Can you copy out the data exactly? Leave the images out.
•••
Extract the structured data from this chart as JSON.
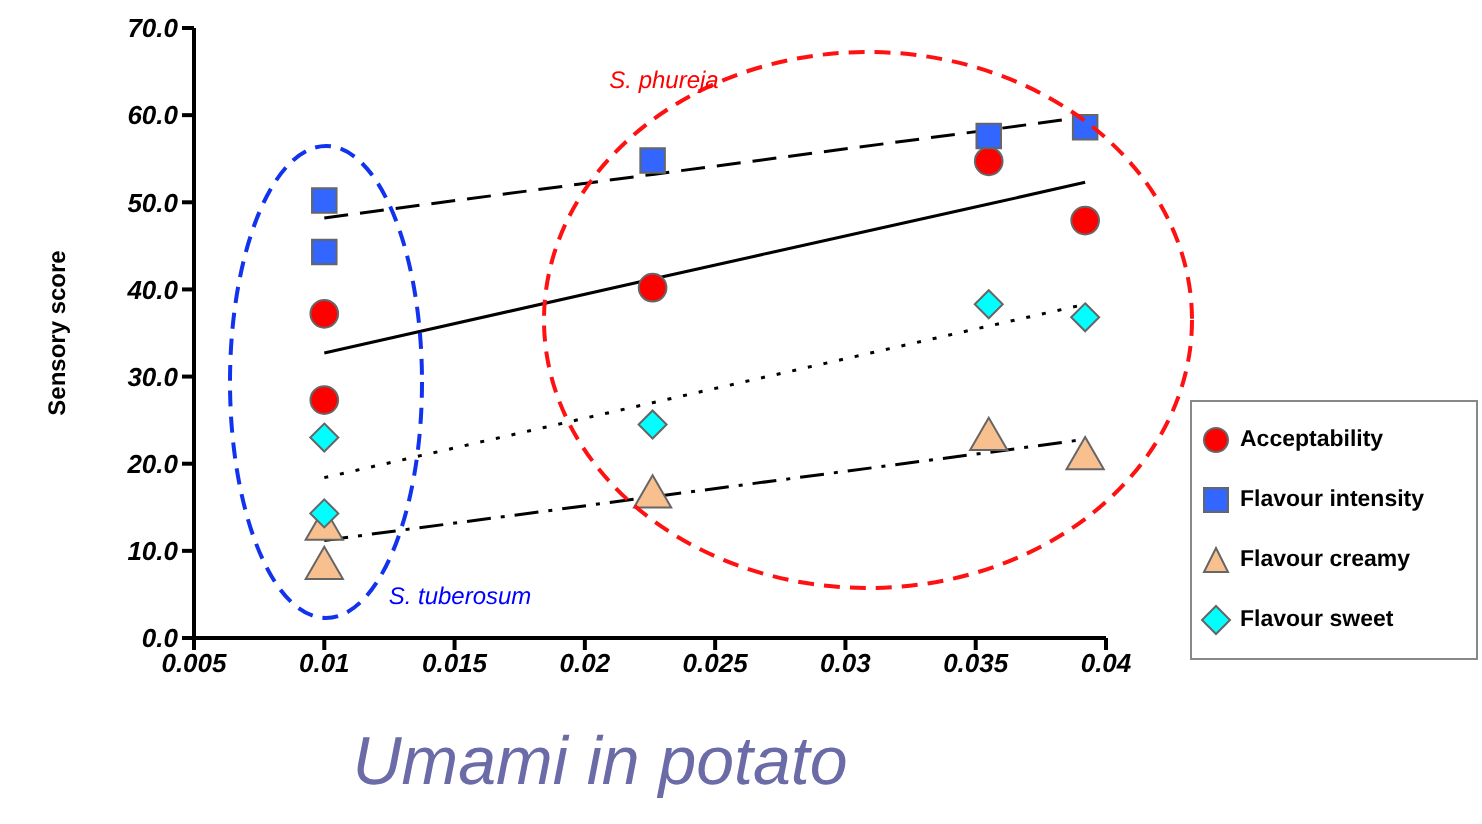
{
  "chart_data": {
    "type": "scatter",
    "title": "Umami in potato",
    "ylabel": "Sensory score",
    "x": [
      0.01,
      0.01,
      0.0226,
      0.0355,
      0.0392
    ],
    "xlim": [
      0.005,
      0.04
    ],
    "xticks": [
      0.005,
      0.01,
      0.015,
      0.02,
      0.025,
      0.03,
      0.035,
      0.04
    ],
    "ylim": [
      0,
      70
    ],
    "yticks": [
      {
        "value": 0,
        "label": "0.0"
      },
      {
        "value": 10,
        "label": "10.0"
      },
      {
        "value": 20,
        "label": "20.0"
      },
      {
        "value": 30,
        "label": "30.0"
      },
      {
        "value": 40,
        "label": "40.0"
      },
      {
        "value": 50,
        "label": "50.0"
      },
      {
        "value": 60,
        "label": "60.0"
      },
      {
        "value": 70,
        "label": "70.0"
      }
    ],
    "legend": "right",
    "annotations": [
      "S. phureja",
      "S. tuberosum"
    ],
    "series": [
      {
        "name": "Acceptability",
        "color": "#ff0000",
        "marker": "circle",
        "values": [
          37.2,
          27.3,
          40.2,
          54.7,
          47.9
        ]
      },
      {
        "name": "Flavour intensity",
        "color": "#3366ff",
        "marker": "square",
        "values": [
          50.2,
          44.3,
          54.8,
          57.6,
          58.6
        ]
      },
      {
        "name": "Flavour creamy",
        "color": "#f9c08f",
        "marker": "triangle",
        "values": [
          12.5,
          8.0,
          16.2,
          22.8,
          20.6
        ]
      },
      {
        "name": "Flavour sweet",
        "color": "#00ffff",
        "marker": "diamond",
        "values": [
          23.0,
          14.3,
          24.5,
          38.3,
          36.8
        ]
      },
      {
        "type": "line",
        "color": "#000000",
        "line_style": "solid",
        "values": [
          32.7,
          32.7,
          41.2,
          49.8,
          52.3
        ]
      },
      {
        "type": "line",
        "color": "#000000",
        "line_style": "dashed",
        "values": [
          48.2,
          48.2,
          53.2,
          58.3,
          59.8
        ]
      },
      {
        "type": "line",
        "color": "#000000",
        "line_style": "dashdot",
        "values": [
          11.2,
          11.2,
          16.2,
          21.3,
          22.8
        ]
      },
      {
        "type": "line",
        "color": "#000000",
        "line_style": "dotted",
        "values": [
          18.4,
          18.4,
          27.0,
          35.8,
          38.3
        ]
      }
    ]
  }
}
•••
▶ **Written response**
Extract the structured data from this chart as JSON.
{
  "chart_data": {
    "type": "scatter",
    "title": "Umami in potato",
    "ylabel": "Sensory score",
    "x": [
      0.01,
      0.01,
      0.0226,
      0.0355,
      0.0392
    ],
    "xlim": [
      0.005,
      0.04
    ],
    "xticks": [
      0.005,
      0.01,
      0.015,
      0.02,
      0.025,
      0.03,
      0.035,
      0.04
    ],
    "ylim": [
      0,
      70
    ],
    "yticks": [
      {
        "value": 0,
        "label": "0.0"
      },
      {
        "value": 10,
        "label": "10.0"
      },
      {
        "value": 20,
        "label": "20.0"
      },
      {
        "value": 30,
        "label": "30.0"
      },
      {
        "value": 40,
        "label": "40.0"
      },
      {
        "value": 50,
        "label": "50.0"
      },
      {
        "value": 60,
        "label": "60.0"
      },
      {
        "value": 70,
        "label": "70.0"
      }
    ],
    "legend": "right",
    "annotations": [
      "S. phureja",
      "S. tuberosum"
    ],
    "series": [
      {
        "name": "Acceptability",
        "color": "#ff0000",
        "marker": "circle",
        "values": [
          37.2,
          27.3,
          40.2,
          54.7,
          47.9
        ]
      },
      {
        "name": "Flavour intensity",
        "color": "#3366ff",
        "marker": "square",
        "values": [
          50.2,
          44.3,
          54.8,
          57.6,
          58.6
        ]
      },
      {
        "name": "Flavour creamy",
        "color": "#f9c08f",
        "marker": "triangle",
        "values": [
          12.5,
          8.0,
          16.2,
          22.8,
          20.6
        ]
      },
      {
        "name": "Flavour sweet",
        "color": "#00ffff",
        "marker": "diamond",
        "values": [
          23.0,
          14.3,
          24.5,
          38.3,
          36.8
        ]
      },
      {
        "type": "line",
        "color": "#000000",
        "line_style": "solid",
        "values": [
          32.7,
          32.7,
          41.2,
          49.8,
          52.3
        ]
      },
      {
        "type": "line",
        "color": "#000000",
        "line_style": "dashed",
        "values": [
          48.2,
          48.2,
          53.2,
          58.3,
          59.8
        ]
      },
      {
        "type": "line",
        "color": "#000000",
        "line_style": "dashdot",
        "values": [
          11.2,
          11.2,
          16.2,
          21.3,
          22.8
        ]
      },
      {
        "type": "line",
        "color": "#000000",
        "line_style": "dotted",
        "values": [
          18.4,
          18.4,
          27.0,
          35.8,
          38.3
        ]
      }
    ]
  }
}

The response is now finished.